* _DATA PROVIDED_
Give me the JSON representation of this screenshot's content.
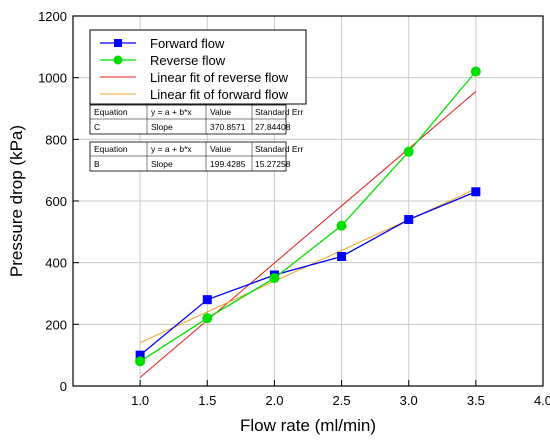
{
  "chart_data": {
    "type": "line",
    "xlabel": "Flow rate (ml/min)",
    "ylabel": "Pressure drop (kPa)",
    "xlim": [
      0.5,
      4.0
    ],
    "ylim": [
      0,
      1200
    ],
    "xticks": [
      "1.0",
      "1.5",
      "2.0",
      "2.5",
      "3.0",
      "3.5",
      "4.0"
    ],
    "yticks": [
      "0",
      "200",
      "400",
      "600",
      "800",
      "1000",
      "1200"
    ],
    "grid": true,
    "series": [
      {
        "name": "Forward flow",
        "color": "#0000ff",
        "marker": "square",
        "x": [
          1.0,
          1.5,
          2.0,
          2.5,
          3.0,
          3.5
        ],
        "y": [
          100,
          280,
          360,
          420,
          540,
          630
        ]
      },
      {
        "name": "Reverse flow",
        "color": "#00e000",
        "marker": "circle",
        "x": [
          1.0,
          1.5,
          2.0,
          2.5,
          3.0,
          3.5
        ],
        "y": [
          80,
          220,
          350,
          520,
          760,
          1020
        ]
      }
    ],
    "fits": [
      {
        "name": "Linear fit of reverse flow",
        "color": "#e41a1c",
        "intercept": -343,
        "slope": 370.8571,
        "x_range": [
          1.0,
          3.5
        ]
      },
      {
        "name": "Linear fit of forward flow",
        "color": "#f0a020",
        "intercept": -59,
        "slope": 199.4285,
        "x_range": [
          1.0,
          3.5
        ]
      }
    ],
    "legend_position": "top-left",
    "fit_tables": [
      {
        "headers": [
          "Equation",
          "y = a + b*x",
          "Value",
          "Standard Err"
        ],
        "row": [
          "C",
          "Slope",
          "370.8571",
          "27.84408"
        ]
      },
      {
        "headers": [
          "Equation",
          "y = a + b*x",
          "Value",
          "Standard Err"
        ],
        "row": [
          "B",
          "Slope",
          "199.4285",
          "15.27258"
        ]
      }
    ]
  }
}
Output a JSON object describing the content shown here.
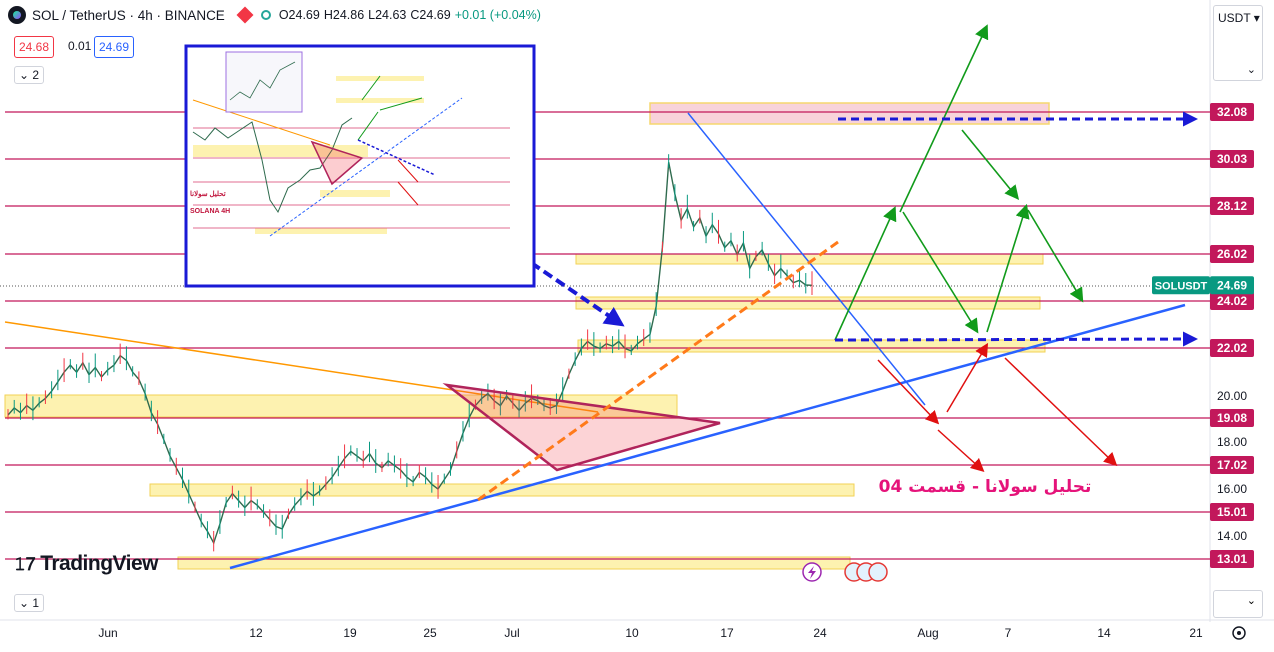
{
  "header": {
    "symbol": "SOL / TetherUS · 4h · BINANCE",
    "open": "O24.69",
    "high": "H24.86",
    "low": "L24.63",
    "close": "C24.69",
    "change": "+0.01 (+0.04%)",
    "sell_price": "24.68",
    "spread": "0.01",
    "buy_price": "24.69",
    "indicators_toggle": "2",
    "currency": "USDT"
  },
  "footer": {
    "goto_label": "1"
  },
  "watermark": "TradingView",
  "chart_data": {
    "type": "line",
    "currency": "USDT",
    "ticker_label": "SOLUSDT",
    "last_price": 24.69,
    "x_axis_labels": [
      {
        "label": "Jun"
      },
      {
        "label": "12"
      },
      {
        "label": "19"
      },
      {
        "label": "25"
      },
      {
        "label": "Jul"
      },
      {
        "label": "10"
      },
      {
        "label": "17"
      },
      {
        "label": "24"
      },
      {
        "label": "Aug"
      },
      {
        "label": "7"
      },
      {
        "label": "14"
      },
      {
        "label": "21"
      }
    ],
    "y_ticks": [
      "20.00",
      "18.00",
      "16.00",
      "14.00"
    ],
    "levels": [
      {
        "value": 32.08,
        "label": "32.08"
      },
      {
        "value": 30.03,
        "label": "30.03"
      },
      {
        "value": 28.12,
        "label": "28.12"
      },
      {
        "value": 26.02,
        "label": "26.02"
      },
      {
        "value": 24.02,
        "label": "24.02"
      },
      {
        "value": 22.02,
        "label": "22.02"
      },
      {
        "value": 19.08,
        "label": "19.08"
      },
      {
        "value": 17.02,
        "label": "17.02"
      },
      {
        "value": 15.01,
        "label": "15.01"
      },
      {
        "value": 13.01,
        "label": "13.01"
      }
    ],
    "annotation": "تحلیل سولانا - قسمت 04",
    "price_series": [
      19.2,
      19.5,
      19.3,
      19.6,
      19.4,
      19.7,
      19.9,
      20.2,
      20.6,
      21.0,
      21.3,
      21.0,
      21.4,
      20.9,
      21.2,
      20.8,
      21.1,
      21.3,
      21.7,
      21.5,
      21.0,
      20.7,
      20.1,
      19.3,
      18.8,
      18.1,
      17.4,
      16.9,
      16.4,
      15.8,
      15.2,
      14.6,
      14.2,
      13.7,
      14.5,
      15.4,
      15.8,
      15.5,
      15.2,
      15.5,
      15.3,
      15.0,
      14.7,
      14.4,
      14.3,
      14.9,
      15.3,
      15.6,
      15.9,
      15.7,
      15.9,
      16.2,
      16.5,
      16.9,
      17.3,
      17.6,
      17.4,
      17.2,
      17.5,
      17.1,
      16.9,
      17.2,
      17.0,
      16.8,
      16.5,
      16.3,
      16.7,
      16.5,
      16.2,
      16.0,
      16.4,
      16.8,
      17.6,
      18.4,
      19.1,
      19.6,
      19.9,
      20.1,
      19.8,
      19.6,
      20.0,
      19.7,
      19.4,
      19.7,
      19.9,
      19.8,
      19.6,
      19.5,
      19.6,
      20.2,
      20.9,
      21.5,
      22.0,
      22.3,
      22.1,
      22.0,
      22.2,
      22.1,
      22.3,
      22.0,
      21.9,
      22.2,
      22.4,
      22.6,
      23.8,
      26.3,
      29.9,
      28.6,
      27.5,
      28.0,
      27.2,
      27.6,
      26.8,
      27.3,
      26.9,
      26.3,
      26.6,
      26.0,
      26.5,
      25.4,
      25.9,
      26.2,
      25.6,
      25.1,
      25.4,
      25.1,
      24.8,
      24.9,
      24.7,
      24.69
    ]
  }
}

* _EXERCISE AIM_
Make a word-for-word copy of the entries, without any pictures.

* _WRITTEN ANSWER_
Give me the JSON representation of this screenshot's content.
{
  "chart_data": {
    "type": "line",
    "xlabel": "Flow rate (ml/min)",
    "ylabel": "Pressure drop (kPa)",
    "xlim": [
      0.5,
      4.0
    ],
    "ylim": [
      0,
      1200
    ],
    "xticks": [
      "1.0",
      "1.5",
      "2.0",
      "2.5",
      "3.0",
      "3.5",
      "4.0"
    ],
    "yticks": [
      "0",
      "200",
      "400",
      "600",
      "800",
      "1000",
      "1200"
    ],
    "grid": true,
    "series": [
      {
        "name": "Forward flow",
        "color": "#0000ff",
        "marker": "square",
        "x": [
          1.0,
          1.5,
          2.0,
          2.5,
          3.0,
          3.5
        ],
        "y": [
          100,
          280,
          360,
          420,
          540,
          630
        ]
      },
      {
        "name": "Reverse flow",
        "color": "#00e000",
        "marker": "circle",
        "x": [
          1.0,
          1.5,
          2.0,
          2.5,
          3.0,
          3.5
        ],
        "y": [
          80,
          220,
          350,
          520,
          760,
          1020
        ]
      }
    ],
    "fits": [
      {
        "name": "Linear fit of reverse flow",
        "color": "#e41a1c",
        "intercept": -343,
        "slope": 370.8571,
        "x_range": [
          1.0,
          3.5
        ]
      },
      {
        "name": "Linear fit of forward flow",
        "color": "#f0a020",
        "intercept": -59,
        "slope": 199.4285,
        "x_range": [
          1.0,
          3.5
        ]
      }
    ],
    "legend_position": "top-left",
    "fit_tables": [
      {
        "headers": [
          "Equation",
          "y = a + b*x",
          "Value",
          "Standard Err"
        ],
        "row": [
          "C",
          "Slope",
          "370.8571",
          "27.84408"
        ]
      },
      {
        "headers": [
          "Equation",
          "y = a + b*x",
          "Value",
          "Standard Err"
        ],
        "row": [
          "B",
          "Slope",
          "199.4285",
          "15.27258"
        ]
      }
    ]
  }
}
Output a JSON object describing the content shown here.
{
  "header": {
    "symbol": "SOL / TetherUS · 4h · BINANCE",
    "open": "O24.69",
    "high": "H24.86",
    "low": "L24.63",
    "close": "C24.69",
    "change": "+0.01 (+0.04%)",
    "sell_price": "24.68",
    "spread": "0.01",
    "buy_price": "24.69",
    "indicators_toggle": "2",
    "currency": "USDT"
  },
  "footer": {
    "goto_label": "1"
  },
  "watermark": "TradingView",
  "chart_data": {
    "type": "line",
    "currency": "USDT",
    "ticker_label": "SOLUSDT",
    "last_price": 24.69,
    "x_axis_labels": [
      {
        "label": "Jun"
      },
      {
        "label": "12"
      },
      {
        "label": "19"
      },
      {
        "label": "25"
      },
      {
        "label": "Jul"
      },
      {
        "label": "10"
      },
      {
        "label": "17"
      },
      {
        "label": "24"
      },
      {
        "label": "Aug"
      },
      {
        "label": "7"
      },
      {
        "label": "14"
      },
      {
        "label": "21"
      }
    ],
    "y_ticks": [
      "20.00",
      "18.00",
      "16.00",
      "14.00"
    ],
    "levels": [
      {
        "value": 32.08,
        "label": "32.08"
      },
      {
        "value": 30.03,
        "label": "30.03"
      },
      {
        "value": 28.12,
        "label": "28.12"
      },
      {
        "value": 26.02,
        "label": "26.02"
      },
      {
        "value": 24.02,
        "label": "24.02"
      },
      {
        "value": 22.02,
        "label": "22.02"
      },
      {
        "value": 19.08,
        "label": "19.08"
      },
      {
        "value": 17.02,
        "label": "17.02"
      },
      {
        "value": 15.01,
        "label": "15.01"
      },
      {
        "value": 13.01,
        "label": "13.01"
      }
    ],
    "annotation": "تحلیل سولانا - قسمت 04",
    "price_series": [
      19.2,
      19.5,
      19.3,
      19.6,
      19.4,
      19.7,
      19.9,
      20.2,
      20.6,
      21.0,
      21.3,
      21.0,
      21.4,
      20.9,
      21.2,
      20.8,
      21.1,
      21.3,
      21.7,
      21.5,
      21.0,
      20.7,
      20.1,
      19.3,
      18.8,
      18.1,
      17.4,
      16.9,
      16.4,
      15.8,
      15.2,
      14.6,
      14.2,
      13.7,
      14.5,
      15.4,
      15.8,
      15.5,
      15.2,
      15.5,
      15.3,
      15.0,
      14.7,
      14.4,
      14.3,
      14.9,
      15.3,
      15.6,
      15.9,
      15.7,
      15.9,
      16.2,
      16.5,
      16.9,
      17.3,
      17.6,
      17.4,
      17.2,
      17.5,
      17.1,
      16.9,
      17.2,
      17.0,
      16.8,
      16.5,
      16.3,
      16.7,
      16.5,
      16.2,
      16.0,
      16.4,
      16.8,
      17.6,
      18.4,
      19.1,
      19.6,
      19.9,
      20.1,
      19.8,
      19.6,
      20.0,
      19.7,
      19.4,
      19.7,
      19.9,
      19.8,
      19.6,
      19.5,
      19.6,
      20.2,
      20.9,
      21.5,
      22.0,
      22.3,
      22.1,
      22.0,
      22.2,
      22.1,
      22.3,
      22.0,
      21.9,
      22.2,
      22.4,
      22.6,
      23.8,
      26.3,
      29.9,
      28.6,
      27.5,
      28.0,
      27.2,
      27.6,
      26.8,
      27.3,
      26.9,
      26.3,
      26.6,
      26.0,
      26.5,
      25.4,
      25.9,
      26.2,
      25.6,
      25.1,
      25.4,
      25.1,
      24.8,
      24.9,
      24.7,
      24.69
    ]
  }
}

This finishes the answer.